● **GIVEN INSTRUCTION**:
The data below needs to be returned exactly, line for line.
###
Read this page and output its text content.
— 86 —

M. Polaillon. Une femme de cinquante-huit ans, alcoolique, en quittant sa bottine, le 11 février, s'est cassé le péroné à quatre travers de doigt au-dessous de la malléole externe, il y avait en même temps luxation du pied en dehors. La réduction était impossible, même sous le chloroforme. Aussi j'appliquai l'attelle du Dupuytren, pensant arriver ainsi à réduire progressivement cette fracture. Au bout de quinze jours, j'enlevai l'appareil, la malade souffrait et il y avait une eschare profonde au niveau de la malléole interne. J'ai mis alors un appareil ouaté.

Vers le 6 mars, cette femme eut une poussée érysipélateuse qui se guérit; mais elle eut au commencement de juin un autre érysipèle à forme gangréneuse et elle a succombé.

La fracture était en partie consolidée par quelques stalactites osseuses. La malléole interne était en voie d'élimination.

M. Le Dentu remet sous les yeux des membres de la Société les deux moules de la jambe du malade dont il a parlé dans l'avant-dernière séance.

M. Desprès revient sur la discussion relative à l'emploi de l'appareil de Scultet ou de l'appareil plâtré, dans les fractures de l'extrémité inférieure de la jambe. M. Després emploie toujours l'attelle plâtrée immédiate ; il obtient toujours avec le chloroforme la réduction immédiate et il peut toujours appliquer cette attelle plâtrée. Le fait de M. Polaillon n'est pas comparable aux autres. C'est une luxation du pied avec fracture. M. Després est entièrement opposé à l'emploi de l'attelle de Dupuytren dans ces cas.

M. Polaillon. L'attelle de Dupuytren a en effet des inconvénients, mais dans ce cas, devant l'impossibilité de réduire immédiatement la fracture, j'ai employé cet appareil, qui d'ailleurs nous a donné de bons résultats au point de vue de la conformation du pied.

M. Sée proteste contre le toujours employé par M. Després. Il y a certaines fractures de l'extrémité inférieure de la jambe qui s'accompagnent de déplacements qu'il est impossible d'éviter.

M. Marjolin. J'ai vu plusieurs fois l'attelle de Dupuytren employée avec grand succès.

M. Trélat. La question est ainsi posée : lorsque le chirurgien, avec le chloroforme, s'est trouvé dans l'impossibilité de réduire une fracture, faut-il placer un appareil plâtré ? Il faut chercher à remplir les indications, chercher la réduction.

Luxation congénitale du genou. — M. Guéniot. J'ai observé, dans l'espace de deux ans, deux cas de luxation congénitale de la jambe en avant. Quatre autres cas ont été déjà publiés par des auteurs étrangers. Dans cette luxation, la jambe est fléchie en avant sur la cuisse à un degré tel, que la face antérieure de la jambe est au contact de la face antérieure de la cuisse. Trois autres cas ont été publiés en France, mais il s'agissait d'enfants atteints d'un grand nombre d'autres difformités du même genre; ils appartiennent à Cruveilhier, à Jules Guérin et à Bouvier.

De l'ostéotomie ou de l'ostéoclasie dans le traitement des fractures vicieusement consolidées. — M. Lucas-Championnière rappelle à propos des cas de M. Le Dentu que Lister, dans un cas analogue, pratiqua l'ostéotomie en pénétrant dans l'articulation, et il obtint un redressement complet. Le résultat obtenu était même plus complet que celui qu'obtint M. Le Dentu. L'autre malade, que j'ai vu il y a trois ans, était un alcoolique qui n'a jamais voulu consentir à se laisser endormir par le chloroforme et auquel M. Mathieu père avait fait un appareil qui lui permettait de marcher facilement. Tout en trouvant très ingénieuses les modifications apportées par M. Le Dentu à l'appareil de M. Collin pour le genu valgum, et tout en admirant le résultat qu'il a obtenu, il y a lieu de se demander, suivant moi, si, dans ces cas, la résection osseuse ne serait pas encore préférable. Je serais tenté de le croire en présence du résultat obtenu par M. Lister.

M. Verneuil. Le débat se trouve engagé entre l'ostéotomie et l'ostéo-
###
● **COMPLETED EXERCISE**:
Read this page and output its text content.
— 86 —

M. Polaillon. Une femme de cinquante-huit ans, alcoolique, en quittant sa bottine, le 11 février, s'est cassé le péroné à quatre travers de doigt au-dessous de la malléole externe, il y avait en même temps luxation du pied en dehors. La réduction était impossible, même sous le chloroforme. Aussi j'appliquai l'attelle du Dupuytren, pensant arriver ainsi à réduire progressivement cette fracture. Au bout de quinze jours, j'enlevai l'appareil, la malade souffrait et il y avait une eschare profonde au niveau de la malléole interne. J'ai mis alors un appareil ouaté.

Vers le 6 mars, cette femme eut une poussée érysipélateuse qui se guérit; mais elle eut au commencement de juin un autre érysipèle à forme gangréneuse et elle a succombé.

La fracture était en partie consolidée par quelques stalactites osseuses. La malléole interne était en voie d'élimination.

M. Le Dentu remet sous les yeux des membres de la Société les deux moules de la jambe du malade dont il a parlé dans l'avant-dernière séance.

M. Desprès revient sur la discussion relative à l'emploi de l'appareil de Scultet ou de l'appareil plâtré, dans les fractures de l'extrémité inférieure de la jambe. M. Després emploie toujours l'attelle plâtrée immédiate ; il obtient toujours avec le chloroforme la réduction immédiate et il peut toujours appliquer cette attelle plâtrée. Le fait de M. Polaillon n'est pas comparable aux autres. C'est une luxation du pied avec fracture. M. Després est entièrement opposé à l'emploi de l'attelle de Dupuytren dans ces cas.

M. Polaillon. L'attelle de Dupuytren a en effet des inconvénients, mais dans ce cas, devant l'impossibilité de réduire immédiatement la fracture, j'ai employé cet appareil, qui d'ailleurs nous a donné de bons résultats au point de vue de la conformation du pied.

M. Sée proteste contre le toujours employé par M. Després. Il y a certaines fractures de l'extrémité inférieure de la jambe qui s'accompagnent de déplacements qu'il est impossible d'éviter.

M. Marjolin. J'ai vu plusieurs fois l'attelle de Dupuytren employée avec grand succès.

M. Trélat. La question est ainsi posée : lorsque le chirurgien, avec le chloroforme, s'est trouvé dans l'impossibilité de réduire une fracture, faut-il placer un appareil plâtré ? Il faut chercher à remplir les indications, chercher la réduction.

Luxation congénitale du genou. — M. Guéniot. J'ai observé, dans l'espace de deux ans, deux cas de luxation congénitale de la jambe en avant. Quatre autres cas ont été déjà publiés par des auteurs étrangers. Dans cette luxation, la jambe est fléchie en avant sur la cuisse à un degré tel, que la face antérieure de la jambe est au contact de la face antérieure de la cuisse. Trois autres cas ont été publiés en France, mais il s'agissait d'enfants atteints d'un grand nombre d'autres difformités du même genre; ils appartiennent à Cruveilhier, à Jules Guérin et à Bouvier.

De l'ostéotomie ou de l'ostéoclasie dans le traitement des fractures vicieusement consolidées. — M. Lucas-Championnière rappelle à propos des cas de M. Le Dentu que Lister, dans un cas analogue, pratiqua l'ostéotomie en pénétrant dans l'articulation, et il obtint un redressement complet. Le résultat obtenu était même plus complet que celui qu'obtint M. Le Dentu. L'autre malade, que j'ai vu il y a trois ans, était un alcoolique qui n'a jamais voulu consentir à se laisser endormir par le chloroforme et auquel M. Mathieu père avait fait un appareil qui lui permettait de marcher facilement. Tout en trouvant très ingénieuses les modifications apportées par M. Le Dentu à l'appareil de M. Collin pour le genu valgum, et tout en admirant le résultat qu'il a obtenu, il y a lieu de se demander, suivant moi, si, dans ces cas, la résection osseuse ne serait pas encore préférable. Je serais tenté de le croire en présence du résultat obtenu par M. Lister.

M. Verneuil. Le débat se trouve engagé entre l'ostéotomie et l'ostéo-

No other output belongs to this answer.